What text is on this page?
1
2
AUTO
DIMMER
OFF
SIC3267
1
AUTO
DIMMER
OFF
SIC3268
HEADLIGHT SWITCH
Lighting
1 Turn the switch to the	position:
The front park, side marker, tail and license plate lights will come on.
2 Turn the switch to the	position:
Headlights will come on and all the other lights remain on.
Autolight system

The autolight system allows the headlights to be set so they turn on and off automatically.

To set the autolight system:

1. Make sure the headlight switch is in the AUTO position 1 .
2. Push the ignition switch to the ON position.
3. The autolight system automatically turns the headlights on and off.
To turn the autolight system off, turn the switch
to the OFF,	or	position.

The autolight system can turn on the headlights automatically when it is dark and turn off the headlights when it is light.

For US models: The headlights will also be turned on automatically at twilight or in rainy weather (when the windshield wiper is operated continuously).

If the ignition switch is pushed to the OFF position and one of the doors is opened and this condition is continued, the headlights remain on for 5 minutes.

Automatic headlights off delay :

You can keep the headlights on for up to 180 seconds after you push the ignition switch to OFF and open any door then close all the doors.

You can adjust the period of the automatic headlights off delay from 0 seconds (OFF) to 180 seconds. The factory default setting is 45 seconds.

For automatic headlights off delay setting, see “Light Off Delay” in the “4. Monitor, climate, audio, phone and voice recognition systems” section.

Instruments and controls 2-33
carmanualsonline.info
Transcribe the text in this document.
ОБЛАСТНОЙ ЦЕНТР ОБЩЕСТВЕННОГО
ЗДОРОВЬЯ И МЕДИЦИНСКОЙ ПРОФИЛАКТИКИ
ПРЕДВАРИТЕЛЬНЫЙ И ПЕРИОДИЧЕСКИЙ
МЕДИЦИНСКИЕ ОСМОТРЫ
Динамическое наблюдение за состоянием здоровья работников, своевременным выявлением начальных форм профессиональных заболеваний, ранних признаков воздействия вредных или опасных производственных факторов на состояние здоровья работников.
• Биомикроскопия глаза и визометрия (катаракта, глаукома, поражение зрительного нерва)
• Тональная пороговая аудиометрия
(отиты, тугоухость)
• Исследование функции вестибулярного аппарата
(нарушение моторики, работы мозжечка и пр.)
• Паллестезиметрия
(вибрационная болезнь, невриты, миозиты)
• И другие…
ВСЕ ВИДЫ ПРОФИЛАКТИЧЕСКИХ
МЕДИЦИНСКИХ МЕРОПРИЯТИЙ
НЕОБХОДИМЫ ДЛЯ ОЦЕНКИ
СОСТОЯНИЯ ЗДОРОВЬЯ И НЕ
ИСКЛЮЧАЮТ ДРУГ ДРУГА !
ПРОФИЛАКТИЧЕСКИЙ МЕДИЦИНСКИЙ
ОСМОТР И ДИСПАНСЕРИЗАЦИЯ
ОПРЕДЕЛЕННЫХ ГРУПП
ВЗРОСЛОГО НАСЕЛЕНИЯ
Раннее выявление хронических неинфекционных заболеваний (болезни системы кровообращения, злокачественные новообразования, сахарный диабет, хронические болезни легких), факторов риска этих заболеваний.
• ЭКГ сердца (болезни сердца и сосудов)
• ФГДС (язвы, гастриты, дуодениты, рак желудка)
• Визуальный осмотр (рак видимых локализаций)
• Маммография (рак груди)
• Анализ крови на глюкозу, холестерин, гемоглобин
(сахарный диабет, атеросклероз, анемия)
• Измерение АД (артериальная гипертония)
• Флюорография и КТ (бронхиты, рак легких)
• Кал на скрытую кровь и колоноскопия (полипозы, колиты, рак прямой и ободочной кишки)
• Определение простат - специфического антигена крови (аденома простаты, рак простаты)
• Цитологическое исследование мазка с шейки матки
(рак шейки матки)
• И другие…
----
▸ **Stated task**: Repeat each record in full; every line must match exactly.

▸ **Solution**:
What text is on this page?
1
2
AUTO
DIMMER
OFF
SIC3267
1
AUTO
DIMMER
OFF
SIC3268
HEADLIGHT SWITCH
Lighting
1 Turn the switch to the	position:
The front park, side marker, tail and license plate lights will come on.
2 Turn the switch to the	position:
Headlights will come on and all the other lights remain on.
Autolight system

The autolight system allows the headlights to be set so they turn on and off automatically.

To set the autolight system:

1. Make sure the headlight switch is in the AUTO position 1 .
2. Push the ignition switch to the ON position.
3. The autolight system automatically turns the headlights on and off.
To turn the autolight system off, turn the switch
to the OFF,	or	position.

The autolight system can turn on the headlights automatically when it is dark and turn off the headlights when it is light.

For US models: The headlights will also be turned on automatically at twilight or in rainy weather (when the windshield wiper is operated continuously).

If the ignition switch is pushed to the OFF position and one of the doors is opened and this condition is continued, the headlights remain on for 5 minutes.

Automatic headlights off delay :

You can keep the headlights on for up to 180 seconds after you push the ignition switch to OFF and open any door then close all the doors.

You can adjust the period of the automatic headlights off delay from 0 seconds (OFF) to 180 seconds. The factory default setting is 45 seconds.

For automatic headlights off delay setting, see “Light Off Delay” in the “4. Monitor, climate, audio, phone and voice recognition systems” section.

Instruments and controls 2-33
carmanualsonline.info
Transcribe the text in this document.
ОБЛАСТНОЙ ЦЕНТР ОБЩЕСТВЕННОГО
ЗДОРОВЬЯ И МЕДИЦИНСКОЙ ПРОФИЛАКТИКИ
ПРЕДВАРИТЕЛЬНЫЙ И ПЕРИОДИЧЕСКИЙ
МЕДИЦИНСКИЕ ОСМОТРЫ
Динамическое наблюдение за состоянием здоровья работников, своевременным выявлением начальных форм профессиональных заболеваний, ранних признаков воздействия вредных или опасных производственных факторов на состояние здоровья работников.
• Биомикроскопия глаза и визометрия (катаракта, глаукома, поражение зрительного нерва)
• Тональная пороговая аудиометрия
(отиты, тугоухость)
• Исследование функции вестибулярного аппарата
(нарушение моторики, работы мозжечка и пр.)
• Паллестезиметрия
(вибрационная болезнь, невриты, миозиты)
• И другие…
ВСЕ ВИДЫ ПРОФИЛАКТИЧЕСКИХ
МЕДИЦИНСКИХ МЕРОПРИЯТИЙ
НЕОБХОДИМЫ ДЛЯ ОЦЕНКИ
СОСТОЯНИЯ ЗДОРОВЬЯ И НЕ
ИСКЛЮЧАЮТ ДРУГ ДРУГА !
ПРОФИЛАКТИЧЕСКИЙ МЕДИЦИНСКИЙ
ОСМОТР И ДИСПАНСЕРИЗАЦИЯ
ОПРЕДЕЛЕННЫХ ГРУПП
ВЗРОСЛОГО НАСЕЛЕНИЯ
Раннее выявление хронических неинфекционных заболеваний (болезни системы кровообращения, злокачественные новообразования, сахарный диабет, хронические болезни легких), факторов риска этих заболеваний.
• ЭКГ сердца (болезни сердца и сосудов)
• ФГДС (язвы, гастриты, дуодениты, рак желудка)
• Визуальный осмотр (рак видимых локализаций)
• Маммография (рак груди)
• Анализ крови на глюкозу, холестерин, гемоглобин
(сахарный диабет, атеросклероз, анемия)
• Измерение АД (артериальная гипертония)
• Флюорография и КТ (бронхиты, рак легких)
• Кал на скрытую кровь и колоноскопия (полипозы, колиты, рак прямой и ободочной кишки)
• Определение простат - специфического антигена крови (аденома простаты, рак простаты)
• Цитологическое исследование мазка с шейки матки
(рак шейки матки)
• И другие…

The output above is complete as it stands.